#### [GOAL]
Reproduce all of the material word for word.

#### [EXERCISE INPUT]
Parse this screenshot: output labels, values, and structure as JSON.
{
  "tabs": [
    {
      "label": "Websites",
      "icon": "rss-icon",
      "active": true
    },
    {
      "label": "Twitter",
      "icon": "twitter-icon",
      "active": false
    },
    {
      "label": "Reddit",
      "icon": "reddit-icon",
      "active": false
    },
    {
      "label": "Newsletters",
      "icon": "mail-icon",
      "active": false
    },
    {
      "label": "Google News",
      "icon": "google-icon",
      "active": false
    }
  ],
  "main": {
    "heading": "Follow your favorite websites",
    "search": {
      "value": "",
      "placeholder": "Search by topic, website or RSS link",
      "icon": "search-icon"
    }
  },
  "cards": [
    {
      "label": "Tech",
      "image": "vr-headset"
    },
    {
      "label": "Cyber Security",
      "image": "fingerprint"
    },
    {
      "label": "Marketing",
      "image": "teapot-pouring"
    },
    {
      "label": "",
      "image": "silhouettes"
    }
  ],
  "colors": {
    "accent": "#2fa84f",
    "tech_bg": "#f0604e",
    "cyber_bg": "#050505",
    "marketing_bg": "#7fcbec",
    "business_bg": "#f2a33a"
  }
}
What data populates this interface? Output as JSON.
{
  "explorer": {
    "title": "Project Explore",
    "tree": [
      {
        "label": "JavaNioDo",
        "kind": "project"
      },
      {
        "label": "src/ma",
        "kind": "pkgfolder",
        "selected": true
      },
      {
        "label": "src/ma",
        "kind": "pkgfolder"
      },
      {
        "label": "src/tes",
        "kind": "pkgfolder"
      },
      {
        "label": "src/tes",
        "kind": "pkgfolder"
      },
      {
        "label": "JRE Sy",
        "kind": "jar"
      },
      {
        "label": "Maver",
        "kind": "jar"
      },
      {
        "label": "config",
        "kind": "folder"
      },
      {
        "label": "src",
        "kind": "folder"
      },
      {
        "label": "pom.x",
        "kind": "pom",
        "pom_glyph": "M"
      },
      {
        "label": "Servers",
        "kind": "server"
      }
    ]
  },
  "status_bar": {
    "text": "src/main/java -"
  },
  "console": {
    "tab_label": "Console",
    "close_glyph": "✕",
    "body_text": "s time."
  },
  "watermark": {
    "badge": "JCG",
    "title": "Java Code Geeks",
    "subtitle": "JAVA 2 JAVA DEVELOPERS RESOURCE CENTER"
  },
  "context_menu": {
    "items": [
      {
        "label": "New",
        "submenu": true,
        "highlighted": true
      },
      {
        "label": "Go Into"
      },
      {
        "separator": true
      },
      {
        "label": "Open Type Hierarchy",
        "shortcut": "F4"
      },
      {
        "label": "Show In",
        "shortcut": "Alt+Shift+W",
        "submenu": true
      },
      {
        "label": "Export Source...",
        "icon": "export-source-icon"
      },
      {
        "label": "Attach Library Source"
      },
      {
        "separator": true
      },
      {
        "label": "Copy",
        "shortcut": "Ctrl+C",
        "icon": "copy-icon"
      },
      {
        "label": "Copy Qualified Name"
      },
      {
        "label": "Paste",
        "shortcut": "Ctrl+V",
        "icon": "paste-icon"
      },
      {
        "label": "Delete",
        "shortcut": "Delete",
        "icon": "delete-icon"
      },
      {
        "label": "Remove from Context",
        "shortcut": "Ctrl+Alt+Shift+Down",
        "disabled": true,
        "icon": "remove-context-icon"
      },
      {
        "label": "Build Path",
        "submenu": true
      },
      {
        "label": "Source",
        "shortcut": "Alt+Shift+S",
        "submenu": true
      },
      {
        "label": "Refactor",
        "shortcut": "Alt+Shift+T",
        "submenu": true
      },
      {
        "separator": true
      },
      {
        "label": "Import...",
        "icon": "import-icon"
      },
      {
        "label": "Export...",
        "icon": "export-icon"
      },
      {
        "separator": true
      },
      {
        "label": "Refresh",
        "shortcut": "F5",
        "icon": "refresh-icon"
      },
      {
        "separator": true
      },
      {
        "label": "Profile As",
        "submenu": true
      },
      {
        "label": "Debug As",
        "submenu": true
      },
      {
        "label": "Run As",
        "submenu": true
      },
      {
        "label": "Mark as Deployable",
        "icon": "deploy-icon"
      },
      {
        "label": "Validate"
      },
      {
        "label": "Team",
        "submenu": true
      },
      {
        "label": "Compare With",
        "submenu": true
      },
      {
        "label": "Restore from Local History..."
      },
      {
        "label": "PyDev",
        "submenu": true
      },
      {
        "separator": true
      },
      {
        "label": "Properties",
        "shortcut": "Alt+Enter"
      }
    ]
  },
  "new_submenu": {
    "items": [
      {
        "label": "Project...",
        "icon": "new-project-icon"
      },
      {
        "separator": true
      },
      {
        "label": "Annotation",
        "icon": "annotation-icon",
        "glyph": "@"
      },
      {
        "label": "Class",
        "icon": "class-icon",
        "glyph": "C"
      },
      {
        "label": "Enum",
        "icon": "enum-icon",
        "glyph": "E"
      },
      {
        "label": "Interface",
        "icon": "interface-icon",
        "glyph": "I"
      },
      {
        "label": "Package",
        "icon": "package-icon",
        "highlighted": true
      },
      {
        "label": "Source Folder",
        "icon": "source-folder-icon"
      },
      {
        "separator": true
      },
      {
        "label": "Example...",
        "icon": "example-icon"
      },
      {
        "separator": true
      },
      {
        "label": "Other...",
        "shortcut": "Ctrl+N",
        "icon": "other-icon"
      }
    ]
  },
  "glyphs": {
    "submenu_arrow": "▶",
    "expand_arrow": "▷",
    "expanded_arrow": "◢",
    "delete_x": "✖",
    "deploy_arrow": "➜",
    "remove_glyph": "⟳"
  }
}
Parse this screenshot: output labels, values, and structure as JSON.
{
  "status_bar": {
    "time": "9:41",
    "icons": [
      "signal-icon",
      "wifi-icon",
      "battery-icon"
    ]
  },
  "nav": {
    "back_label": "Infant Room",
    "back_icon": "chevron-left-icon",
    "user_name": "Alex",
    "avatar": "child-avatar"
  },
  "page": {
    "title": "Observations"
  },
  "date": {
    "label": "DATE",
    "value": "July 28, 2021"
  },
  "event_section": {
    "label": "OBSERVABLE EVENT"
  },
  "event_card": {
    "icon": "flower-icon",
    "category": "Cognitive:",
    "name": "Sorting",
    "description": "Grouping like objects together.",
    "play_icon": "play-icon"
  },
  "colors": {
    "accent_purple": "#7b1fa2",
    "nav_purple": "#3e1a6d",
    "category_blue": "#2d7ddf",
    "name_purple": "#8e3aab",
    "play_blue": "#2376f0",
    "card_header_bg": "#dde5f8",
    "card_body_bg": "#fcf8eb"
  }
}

#### [OUTPUT FOR THIS EXERCISE]
Parse this screenshot: output labels, values, and structure as JSON.
{
  "tabs": [
    {
      "label": "Websites",
      "icon": "rss-icon",
      "active": true
    },
    {
      "label": "Twitter",
      "icon": "twitter-icon",
      "active": false
    },
    {
      "label": "Reddit",
      "icon": "reddit-icon",
      "active": false
    },
    {
      "label": "Newsletters",
      "icon": "mail-icon",
      "active": false
    },
    {
      "label": "Google News",
      "icon": "google-icon",
      "active": false
    }
  ],
  "main": {
    "heading": "Follow your favorite websites",
    "search": {
      "value": "",
      "placeholder": "Search by topic, website or RSS link",
      "icon": "search-icon"
    }
  },
  "cards": [
    {
      "label": "Tech",
      "image": "vr-headset"
    },
    {
      "label": "Cyber Security",
      "image": "fingerprint"
    },
    {
      "label": "Marketing",
      "image": "teapot-pouring"
    },
    {
      "label": "",
      "image": "silhouettes"
    }
  ],
  "colors": {
    "accent": "#2fa84f",
    "tech_bg": "#f0604e",
    "cyber_bg": "#050505",
    "marketing_bg": "#7fcbec",
    "business_bg": "#f2a33a"
  }
}
What data populates this interface? Output as JSON.
{
  "explorer": {
    "title": "Project Explore",
    "tree": [
      {
        "label": "JavaNioDo",
        "kind": "project"
      },
      {
        "label": "src/ma",
        "kind": "pkgfolder",
        "selected": true
      },
      {
        "label": "src/ma",
        "kind": "pkgfolder"
      },
      {
        "label": "src/tes",
        "kind": "pkgfolder"
      },
      {
        "label": "src/tes",
        "kind": "pkgfolder"
      },
      {
        "label": "JRE Sy",
        "kind": "jar"
      },
      {
        "label": "Maver",
        "kind": "jar"
      },
      {
        "label": "config",
        "kind": "folder"
      },
      {
        "label": "src",
        "kind": "folder"
      },
      {
        "label": "pom.x",
        "kind": "pom",
        "pom_glyph": "M"
      },
      {
        "label": "Servers",
        "kind": "server"
      }
    ]
  },
  "status_bar": {
    "text": "src/main/java -"
  },
  "console": {
    "tab_label": "Console",
    "close_glyph": "✕",
    "body_text": "s time."
  },
  "watermark": {
    "badge": "JCG",
    "title": "Java Code Geeks",
    "subtitle": "JAVA 2 JAVA DEVELOPERS RESOURCE CENTER"
  },
  "context_menu": {
    "items": [
      {
        "label": "New",
        "submenu": true,
        "highlighted": true
      },
      {
        "label": "Go Into"
      },
      {
        "separator": true
      },
      {
        "label": "Open Type Hierarchy",
        "shortcut": "F4"
      },
      {
        "label": "Show In",
        "shortcut": "Alt+Shift+W",
        "submenu": true
      },
      {
        "label": "Export Source...",
        "icon": "export-source-icon"
      },
      {
        "label": "Attach Library Source"
      },
      {
        "separator": true
      },
      {
        "label": "Copy",
        "shortcut": "Ctrl+C",
        "icon": "copy-icon"
      },
      {
        "label": "Copy Qualified Name"
      },
      {
        "label": "Paste",
        "shortcut": "Ctrl+V",
        "icon": "paste-icon"
      },
      {
        "label": "Delete",
        "shortcut": "Delete",
        "icon": "delete-icon"
      },
      {
        "label": "Remove from Context",
        "shortcut": "Ctrl+Alt+Shift+Down",
        "disabled": true,
        "icon": "remove-context-icon"
      },
      {
        "label": "Build Path",
        "submenu": true
      },
      {
        "label": "Source",
        "shortcut": "Alt+Shift+S",
        "submenu": true
      },
      {
        "label": "Refactor",
        "shortcut": "Alt+Shift+T",
        "submenu": true
      },
      {
        "separator": true
      },
      {
        "label": "Import...",
        "icon": "import-icon"
      },
      {
        "label": "Export...",
        "icon": "export-icon"
      },
      {
        "separator": true
      },
      {
        "label": "Refresh",
        "shortcut": "F5",
        "icon": "refresh-icon"
      },
      {
        "separator": true
      },
      {
        "label": "Profile As",
        "submenu": true
      },
      {
        "label": "Debug As",
        "submenu": true
      },
      {
        "label": "Run As",
        "submenu": true
      },
      {
        "label": "Mark as Deployable",
        "icon": "deploy-icon"
      },
      {
        "label": "Validate"
      },
      {
        "label": "Team",
        "submenu": true
      },
      {
        "label": "Compare With",
        "submenu": true
      },
      {
        "label": "Restore from Local History..."
      },
      {
        "label": "PyDev",
        "submenu": true
      },
      {
        "separator": true
      },
      {
        "label": "Properties",
        "shortcut": "Alt+Enter"
      }
    ]
  },
  "new_submenu": {
    "items": [
      {
        "label": "Project...",
        "icon": "new-project-icon"
      },
      {
        "separator": true
      },
      {
        "label": "Annotation",
        "icon": "annotation-icon",
        "glyph": "@"
      },
      {
        "label": "Class",
        "icon": "class-icon",
        "glyph": "C"
      },
      {
        "label": "Enum",
        "icon": "enum-icon",
        "glyph": "E"
      },
      {
        "label": "Interface",
        "icon": "interface-icon",
        "glyph": "I"
      },
      {
        "label": "Package",
        "icon": "package-icon",
        "highlighted": true
      },
      {
        "label": "Source Folder",
        "icon": "source-folder-icon"
      },
      {
        "separator": true
      },
      {
        "label": "Example...",
        "icon": "example-icon"
      },
      {
        "separator": true
      },
      {
        "label": "Other...",
        "shortcut": "Ctrl+N",
        "icon": "other-icon"
      }
    ]
  },
  "glyphs": {
    "submenu_arrow": "▶",
    "expand_arrow": "▷",
    "expanded_arrow": "◢",
    "delete_x": "✖",
    "deploy_arrow": "➜",
    "remove_glyph": "⟳"
  }
}
Parse this screenshot: output labels, values, and structure as JSON.
{
  "status_bar": {
    "time": "9:41",
    "icons": [
      "signal-icon",
      "wifi-icon",
      "battery-icon"
    ]
  },
  "nav": {
    "back_label": "Infant Room",
    "back_icon": "chevron-left-icon",
    "user_name": "Alex",
    "avatar": "child-avatar"
  },
  "page": {
    "title": "Observations"
  },
  "date": {
    "label": "DATE",
    "value": "July 28, 2021"
  },
  "event_section": {
    "label": "OBSERVABLE EVENT"
  },
  "event_card": {
    "icon": "flower-icon",
    "category": "Cognitive:",
    "name": "Sorting",
    "description": "Grouping like objects together.",
    "play_icon": "play-icon"
  },
  "colors": {
    "accent_purple": "#7b1fa2",
    "nav_purple": "#3e1a6d",
    "category_blue": "#2d7ddf",
    "name_purple": "#8e3aab",
    "play_blue": "#2376f0",
    "card_header_bg": "#dde5f8",
    "card_body_bg": "#fcf8eb"
  }
}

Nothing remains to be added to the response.